* start PROVIDED DATA *

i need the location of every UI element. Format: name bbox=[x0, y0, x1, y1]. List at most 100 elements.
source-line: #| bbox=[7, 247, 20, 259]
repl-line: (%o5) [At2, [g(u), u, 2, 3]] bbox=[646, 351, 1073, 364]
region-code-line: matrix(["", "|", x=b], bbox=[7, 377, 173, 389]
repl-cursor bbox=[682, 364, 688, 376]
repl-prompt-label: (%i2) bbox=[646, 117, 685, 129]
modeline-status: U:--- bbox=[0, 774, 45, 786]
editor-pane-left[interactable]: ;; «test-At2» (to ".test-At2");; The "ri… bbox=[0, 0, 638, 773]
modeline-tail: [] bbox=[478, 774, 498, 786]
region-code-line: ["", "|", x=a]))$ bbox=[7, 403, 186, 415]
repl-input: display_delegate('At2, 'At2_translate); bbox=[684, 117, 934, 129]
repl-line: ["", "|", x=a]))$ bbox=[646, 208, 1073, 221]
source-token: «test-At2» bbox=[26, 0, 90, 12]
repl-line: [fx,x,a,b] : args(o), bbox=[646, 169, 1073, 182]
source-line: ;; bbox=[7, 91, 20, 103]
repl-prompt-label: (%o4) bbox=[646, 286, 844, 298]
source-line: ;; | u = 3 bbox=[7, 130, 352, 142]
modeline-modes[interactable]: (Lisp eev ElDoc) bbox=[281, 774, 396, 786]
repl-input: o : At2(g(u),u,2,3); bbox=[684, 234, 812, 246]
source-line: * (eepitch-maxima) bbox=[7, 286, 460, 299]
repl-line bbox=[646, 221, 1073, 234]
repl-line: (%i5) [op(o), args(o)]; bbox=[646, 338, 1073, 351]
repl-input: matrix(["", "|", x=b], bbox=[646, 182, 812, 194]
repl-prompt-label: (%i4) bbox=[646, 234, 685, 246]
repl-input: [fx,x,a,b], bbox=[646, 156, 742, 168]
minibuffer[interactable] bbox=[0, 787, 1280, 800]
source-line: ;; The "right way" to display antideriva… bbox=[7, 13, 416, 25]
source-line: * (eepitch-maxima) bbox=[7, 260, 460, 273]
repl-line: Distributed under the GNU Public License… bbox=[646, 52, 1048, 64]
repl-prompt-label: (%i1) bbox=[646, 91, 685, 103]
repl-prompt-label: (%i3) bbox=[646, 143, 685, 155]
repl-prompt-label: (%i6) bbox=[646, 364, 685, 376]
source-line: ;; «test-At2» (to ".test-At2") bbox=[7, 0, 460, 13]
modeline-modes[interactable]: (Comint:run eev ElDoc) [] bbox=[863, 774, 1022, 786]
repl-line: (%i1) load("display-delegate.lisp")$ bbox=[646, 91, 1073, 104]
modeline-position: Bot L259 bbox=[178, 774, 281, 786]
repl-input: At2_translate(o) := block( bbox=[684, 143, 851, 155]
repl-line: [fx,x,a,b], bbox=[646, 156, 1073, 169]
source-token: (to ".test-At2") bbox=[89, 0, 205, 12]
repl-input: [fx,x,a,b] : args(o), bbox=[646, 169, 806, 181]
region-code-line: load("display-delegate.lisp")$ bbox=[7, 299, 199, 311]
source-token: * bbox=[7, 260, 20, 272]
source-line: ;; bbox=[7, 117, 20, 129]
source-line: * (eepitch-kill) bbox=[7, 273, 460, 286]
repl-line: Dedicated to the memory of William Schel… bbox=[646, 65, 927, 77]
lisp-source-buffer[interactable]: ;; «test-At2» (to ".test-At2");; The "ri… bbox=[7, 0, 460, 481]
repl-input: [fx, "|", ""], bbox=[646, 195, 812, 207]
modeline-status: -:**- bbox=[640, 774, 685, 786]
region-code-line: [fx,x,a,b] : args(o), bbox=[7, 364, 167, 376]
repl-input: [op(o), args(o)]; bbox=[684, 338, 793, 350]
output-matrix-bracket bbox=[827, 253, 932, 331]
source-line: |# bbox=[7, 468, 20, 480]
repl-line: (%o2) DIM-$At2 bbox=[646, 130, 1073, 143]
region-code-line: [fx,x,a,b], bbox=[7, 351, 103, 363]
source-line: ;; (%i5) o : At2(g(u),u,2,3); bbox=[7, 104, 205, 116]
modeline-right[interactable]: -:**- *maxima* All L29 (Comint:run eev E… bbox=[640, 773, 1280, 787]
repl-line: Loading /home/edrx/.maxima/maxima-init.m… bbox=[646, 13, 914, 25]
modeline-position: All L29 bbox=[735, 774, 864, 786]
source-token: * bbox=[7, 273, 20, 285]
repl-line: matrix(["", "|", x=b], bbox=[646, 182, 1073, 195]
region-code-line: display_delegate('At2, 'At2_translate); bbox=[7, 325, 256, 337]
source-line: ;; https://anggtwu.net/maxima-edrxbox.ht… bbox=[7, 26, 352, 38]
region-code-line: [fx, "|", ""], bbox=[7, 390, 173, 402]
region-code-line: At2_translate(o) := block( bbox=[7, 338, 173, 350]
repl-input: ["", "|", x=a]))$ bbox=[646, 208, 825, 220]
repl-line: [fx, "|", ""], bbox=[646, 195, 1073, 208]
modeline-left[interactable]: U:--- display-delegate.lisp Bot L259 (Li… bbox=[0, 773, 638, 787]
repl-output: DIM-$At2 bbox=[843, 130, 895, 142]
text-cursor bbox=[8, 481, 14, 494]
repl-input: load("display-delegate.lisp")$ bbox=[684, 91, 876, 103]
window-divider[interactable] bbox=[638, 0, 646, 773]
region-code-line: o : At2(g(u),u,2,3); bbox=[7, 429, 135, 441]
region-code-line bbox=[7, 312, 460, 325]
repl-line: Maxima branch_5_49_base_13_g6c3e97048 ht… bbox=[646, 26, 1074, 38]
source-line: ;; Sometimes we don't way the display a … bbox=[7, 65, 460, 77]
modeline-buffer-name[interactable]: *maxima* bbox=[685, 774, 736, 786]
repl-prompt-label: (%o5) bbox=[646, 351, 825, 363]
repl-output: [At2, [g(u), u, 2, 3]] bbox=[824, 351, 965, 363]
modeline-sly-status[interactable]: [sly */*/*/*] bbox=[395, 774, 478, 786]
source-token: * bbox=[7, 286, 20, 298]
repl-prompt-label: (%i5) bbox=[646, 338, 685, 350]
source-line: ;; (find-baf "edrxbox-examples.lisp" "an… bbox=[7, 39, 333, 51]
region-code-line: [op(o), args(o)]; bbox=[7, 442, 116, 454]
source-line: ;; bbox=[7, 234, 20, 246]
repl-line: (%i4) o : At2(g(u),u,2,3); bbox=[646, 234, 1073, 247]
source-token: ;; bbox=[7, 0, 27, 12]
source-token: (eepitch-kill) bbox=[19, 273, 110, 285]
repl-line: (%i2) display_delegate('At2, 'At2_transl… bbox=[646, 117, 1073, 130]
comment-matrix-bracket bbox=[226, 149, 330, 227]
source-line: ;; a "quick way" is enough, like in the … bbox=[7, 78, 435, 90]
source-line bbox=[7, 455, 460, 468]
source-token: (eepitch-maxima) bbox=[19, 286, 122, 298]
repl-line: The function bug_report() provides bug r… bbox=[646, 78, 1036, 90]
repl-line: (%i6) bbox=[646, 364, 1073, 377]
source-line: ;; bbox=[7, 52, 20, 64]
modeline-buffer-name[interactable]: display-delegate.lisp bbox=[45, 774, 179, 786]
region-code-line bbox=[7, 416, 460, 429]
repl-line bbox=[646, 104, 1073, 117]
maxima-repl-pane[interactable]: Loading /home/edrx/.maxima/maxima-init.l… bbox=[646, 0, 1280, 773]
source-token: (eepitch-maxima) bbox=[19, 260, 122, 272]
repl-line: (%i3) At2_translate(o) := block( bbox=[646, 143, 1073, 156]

* end PROVIDED DATA *

WHAT IS ASKED »
Copy the lines above without any changes.

FINISHED ANSWER »
i need the location of every UI element. Format: name bbox=[x0, y0, x1, y1]. List at most 100 elements.
source-line: #| bbox=[7, 247, 20, 259]
repl-line: (%o5) [At2, [g(u), u, 2, 3]] bbox=[646, 351, 1073, 364]
region-code-line: matrix(["", "|", x=b], bbox=[7, 377, 173, 389]
repl-cursor bbox=[682, 364, 688, 376]
repl-prompt-label: (%i2) bbox=[646, 117, 685, 129]
modeline-status: U:--- bbox=[0, 774, 45, 786]
editor-pane-left[interactable]: ;; «test-At2» (to ".test-At2");; The "ri… bbox=[0, 0, 638, 773]
modeline-tail: [] bbox=[478, 774, 498, 786]
region-code-line: ["", "|", x=a]))$ bbox=[7, 403, 186, 415]
repl-input: display_delegate('At2, 'At2_translate); bbox=[684, 117, 934, 129]
repl-line: ["", "|", x=a]))$ bbox=[646, 208, 1073, 221]
source-token: «test-At2» bbox=[26, 0, 90, 12]
repl-line: [fx,x,a,b] : args(o), bbox=[646, 169, 1073, 182]
source-line: ;; bbox=[7, 91, 20, 103]
repl-prompt-label: (%o4) bbox=[646, 286, 844, 298]
source-line: ;; | u = 3 bbox=[7, 130, 352, 142]
modeline-modes[interactable]: (Lisp eev ElDoc) bbox=[281, 774, 396, 786]
repl-input: o : At2(g(u),u,2,3); bbox=[684, 234, 812, 246]
source-line: * (eepitch-maxima) bbox=[7, 286, 460, 299]
repl-line bbox=[646, 221, 1073, 234]
repl-line: (%i5) [op(o), args(o)]; bbox=[646, 338, 1073, 351]
repl-input: matrix(["", "|", x=b], bbox=[646, 182, 812, 194]
repl-prompt-label: (%i4) bbox=[646, 234, 685, 246]
repl-input: [fx,x,a,b], bbox=[646, 156, 742, 168]
minibuffer[interactable] bbox=[0, 787, 1280, 800]
source-line: ;; The "right way" to display antideriva… bbox=[7, 13, 416, 25]
source-line: * (eepitch-maxima) bbox=[7, 260, 460, 273]
repl-line: Distributed under the GNU Public License… bbox=[646, 52, 1048, 64]
repl-prompt-label: (%i1) bbox=[646, 91, 685, 103]
repl-prompt-label: (%i3) bbox=[646, 143, 685, 155]
repl-prompt-label: (%i6) bbox=[646, 364, 685, 376]
source-line: ;; «test-At2» (to ".test-At2") bbox=[7, 0, 460, 13]
modeline-modes[interactable]: (Comint:run eev ElDoc) [] bbox=[863, 774, 1022, 786]
repl-line: (%i1) load("display-delegate.lisp")$ bbox=[646, 91, 1073, 104]
modeline-position: Bot L259 bbox=[178, 774, 281, 786]
repl-input: At2_translate(o) := block( bbox=[684, 143, 851, 155]
repl-line: [fx,x,a,b], bbox=[646, 156, 1073, 169]
source-token: (to ".test-At2") bbox=[89, 0, 205, 12]
repl-input: [fx,x,a,b] : args(o), bbox=[646, 169, 806, 181]
region-code-line: load("display-delegate.lisp")$ bbox=[7, 299, 199, 311]
source-token: * bbox=[7, 260, 20, 272]
source-line: ;; bbox=[7, 117, 20, 129]
source-line: * (eepitch-kill) bbox=[7, 273, 460, 286]
repl-line: Dedicated to the memory of William Schel… bbox=[646, 65, 927, 77]
lisp-source-buffer[interactable]: ;; «test-At2» (to ".test-At2");; The "ri… bbox=[7, 0, 460, 481]
repl-input: [fx, "|", ""], bbox=[646, 195, 812, 207]
modeline-status: -:**- bbox=[640, 774, 685, 786]
region-code-line: [fx,x,a,b] : args(o), bbox=[7, 364, 167, 376]
repl-input: [op(o), args(o)]; bbox=[684, 338, 793, 350]
output-matrix-bracket bbox=[827, 253, 932, 331]
source-line: |# bbox=[7, 468, 20, 480]
repl-line: (%o2) DIM-$At2 bbox=[646, 130, 1073, 143]
region-code-line: [fx,x,a,b], bbox=[7, 351, 103, 363]
source-line: ;; (%i5) o : At2(g(u),u,2,3); bbox=[7, 104, 205, 116]
modeline-right[interactable]: -:**- *maxima* All L29 (Comint:run eev E… bbox=[640, 773, 1280, 787]
repl-line: Loading /home/edrx/.maxima/maxima-init.m… bbox=[646, 13, 914, 25]
modeline-position: All L29 bbox=[735, 774, 864, 786]
source-token: * bbox=[7, 273, 20, 285]
repl-line: matrix(["", "|", x=b], bbox=[646, 182, 1073, 195]
region-code-line: display_delegate('At2, 'At2_translate); bbox=[7, 325, 256, 337]
source-line: ;; https://anggtwu.net/maxima-edrxbox.ht… bbox=[7, 26, 352, 38]
region-code-line: [fx, "|", ""], bbox=[7, 390, 173, 402]
region-code-line: At2_translate(o) := block( bbox=[7, 338, 173, 350]
repl-input: ["", "|", x=a]))$ bbox=[646, 208, 825, 220]
repl-line: [fx, "|", ""], bbox=[646, 195, 1073, 208]
modeline-left[interactable]: U:--- display-delegate.lisp Bot L259 (Li… bbox=[0, 773, 638, 787]
repl-output: DIM-$At2 bbox=[843, 130, 895, 142]
text-cursor bbox=[8, 481, 14, 494]
repl-input: load("display-delegate.lisp")$ bbox=[684, 91, 876, 103]
window-divider[interactable] bbox=[638, 0, 646, 773]
region-code-line: o : At2(g(u),u,2,3); bbox=[7, 429, 135, 441]
region-code-line bbox=[7, 312, 460, 325]
repl-line: Maxima branch_5_49_base_13_g6c3e97048 ht… bbox=[646, 26, 1074, 38]
source-line: ;; Sometimes we don't way the display a … bbox=[7, 65, 460, 77]
modeline-buffer-name[interactable]: *maxima* bbox=[685, 774, 736, 786]
repl-prompt-label: (%o5) bbox=[646, 351, 825, 363]
repl-output: [At2, [g(u), u, 2, 3]] bbox=[824, 351, 965, 363]
modeline-sly-status[interactable]: [sly */*/*/*] bbox=[395, 774, 478, 786]
source-token: * bbox=[7, 286, 20, 298]
repl-prompt-label: (%i5) bbox=[646, 338, 685, 350]
source-line: ;; (find-baf "edrxbox-examples.lisp" "an… bbox=[7, 39, 333, 51]
region-code-line: [op(o), args(o)]; bbox=[7, 442, 116, 454]
source-line: ;; bbox=[7, 234, 20, 246]
repl-line: (%i4) o : At2(g(u),u,2,3); bbox=[646, 234, 1073, 247]
source-token: ;; bbox=[7, 0, 27, 12]
source-token: (eepitch-kill) bbox=[19, 273, 110, 285]
repl-line: (%i2) display_delegate('At2, 'At2_transl… bbox=[646, 117, 1073, 130]
comment-matrix-bracket bbox=[226, 149, 330, 227]
source-line: ;; a "quick way" is enough, like in the … bbox=[7, 78, 435, 90]
source-line bbox=[7, 455, 460, 468]
source-token: (eepitch-maxima) bbox=[19, 286, 122, 298]
repl-line: The function bug_report() provides bug r… bbox=[646, 78, 1036, 90]
repl-line: (%i6) bbox=[646, 364, 1073, 377]
source-line: ;; bbox=[7, 52, 20, 64]
modeline-buffer-name[interactable]: display-delegate.lisp bbox=[45, 774, 179, 786]
region-code-line bbox=[7, 416, 460, 429]
repl-line bbox=[646, 104, 1073, 117]
maxima-repl-pane[interactable]: Loading /home/edrx/.maxima/maxima-init.l… bbox=[646, 0, 1280, 773]
source-token: (eepitch-maxima) bbox=[19, 260, 122, 272]
repl-line: (%i3) At2_translate(o) := block( bbox=[646, 143, 1073, 156]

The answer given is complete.